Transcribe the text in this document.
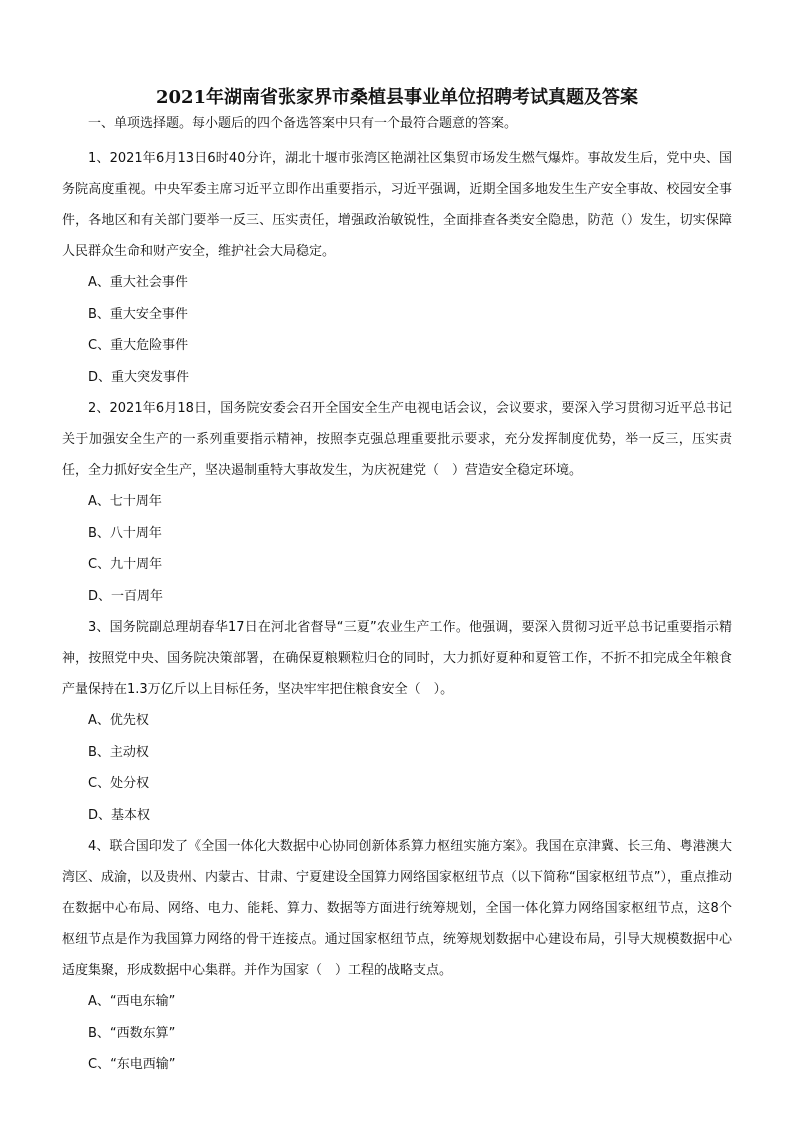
2021年湖南省张家界市桑植县事业单位招聘考试真题及答案

一、单项选择题。每小题后的四个备选答案中只有一个最符合题意的答案。

1、2021年6月13日6时40分许，湖北十堰市张湾区艳湖社区集贸市场发生燃气爆炸。事故发生后，党中央、国务院高度重视。中央军委主席习近平立即作出重要指示，习近平强调，近期全国多地发生生产安全事故、校园安全事件，各地区和有关部门要举一反三、压实责任，增强政治敏锐性，全面排查各类安全隐患，防范（）发生，切实保障人民群众生命和财产安全，维护社会大局稳定。

A、重大社会事件
B、重大安全事件
C、重大危险事件
D、重大突发事件

2、2021年6月18日，国务院安委会召开全国安全生产电视电话会议，会议要求，要深入学习贯彻习近平总书记关于加强安全生产的一系列重要指示精神，按照李克强总理重要批示要求，充分发挥制度优势，举一反三，压实责任，全力抓好安全生产，坚决遏制重特大事故发生，为庆祝建党（　）营造安全稳定环境。

A、七十周年
B、八十周年
C、九十周年
D、一百周年

3、国务院副总理胡春华17日在河北省督导“三夏”农业生产工作。他强调，要深入贯彻习近平总书记重要指示精神，按照党中央、国务院决策部署，在确保夏粮颗粒归仓的同时，大力抓好夏种和夏管工作，不折不扣完成全年粮食产量保持在1.3万亿斤以上目标任务，坚决牢牢把住粮食安全（　）。

A、优先权
B、主动权
C、处分权
D、基本权

4、联合国印发了《全国一体化大数据中心协同创新体系算力枢纽实施方案》。我国在京津冀、长三角、粤港澳大湾区、成渝，以及贵州、内蒙古、甘肃、宁夏建设全国算力网络国家枢纽节点（以下简称“国家枢纽节点”），重点推动在数据中心布局、网络、电力、能耗、算力、数据等方面进行统筹规划，全国一体化算力网络国家枢纽节点，这8个枢纽节点是作为我国算力网络的骨干连接点。通过国家枢纽节点，统筹规划数据中心建设布局，引导大规模数据中心适度集聚，形成数据中心集群。并作为国家（　）工程的战略支点。

A、“西电东输”
B、“西数东算”
C、“东电西输”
━━━━━━━━━━━━━━━━
SET EXERCISE = None of the pictures should appear; repeat the records exactly otherwise.

ANSWER FOR THIS EXERCISE =
Transcribe the text in this document.
2021年湖南省张家界市桑植县事业单位招聘考试真题及答案

一、单项选择题。每小题后的四个备选答案中只有一个最符合题意的答案。

1、2021年6月13日6时40分许，湖北十堰市张湾区艳湖社区集贸市场发生燃气爆炸。事故发生后，党中央、国务院高度重视。中央军委主席习近平立即作出重要指示，习近平强调，近期全国多地发生生产安全事故、校园安全事件，各地区和有关部门要举一反三、压实责任，增强政治敏锐性，全面排查各类安全隐患，防范（）发生，切实保障人民群众生命和财产安全，维护社会大局稳定。

A、重大社会事件
B、重大安全事件
C、重大危险事件
D、重大突发事件

2、2021年6月18日，国务院安委会召开全国安全生产电视电话会议，会议要求，要深入学习贯彻习近平总书记关于加强安全生产的一系列重要指示精神，按照李克强总理重要批示要求，充分发挥制度优势，举一反三，压实责任，全力抓好安全生产，坚决遏制重特大事故发生，为庆祝建党（　）营造安全稳定环境。

A、七十周年
B、八十周年
C、九十周年
D、一百周年

3、国务院副总理胡春华17日在河北省督导“三夏”农业生产工作。他强调，要深入贯彻习近平总书记重要指示精神，按照党中央、国务院决策部署，在确保夏粮颗粒归仓的同时，大力抓好夏种和夏管工作，不折不扣完成全年粮食产量保持在1.3万亿斤以上目标任务，坚决牢牢把住粮食安全（　）。

A、优先权
B、主动权
C、处分权
D、基本权

4、联合国印发了《全国一体化大数据中心协同创新体系算力枢纽实施方案》。我国在京津冀、长三角、粤港澳大湾区、成渝，以及贵州、内蒙古、甘肃、宁夏建设全国算力网络国家枢纽节点（以下简称“国家枢纽节点”），重点推动在数据中心布局、网络、电力、能耗、算力、数据等方面进行统筹规划，全国一体化算力网络国家枢纽节点，这8个枢纽节点是作为我国算力网络的骨干连接点。通过国家枢纽节点，统筹规划数据中心建设布局，引导大规模数据中心适度集聚，形成数据中心集群。并作为国家（　）工程的战略支点。

A、“西电东输”
B、“西数东算”
C、“东电西输”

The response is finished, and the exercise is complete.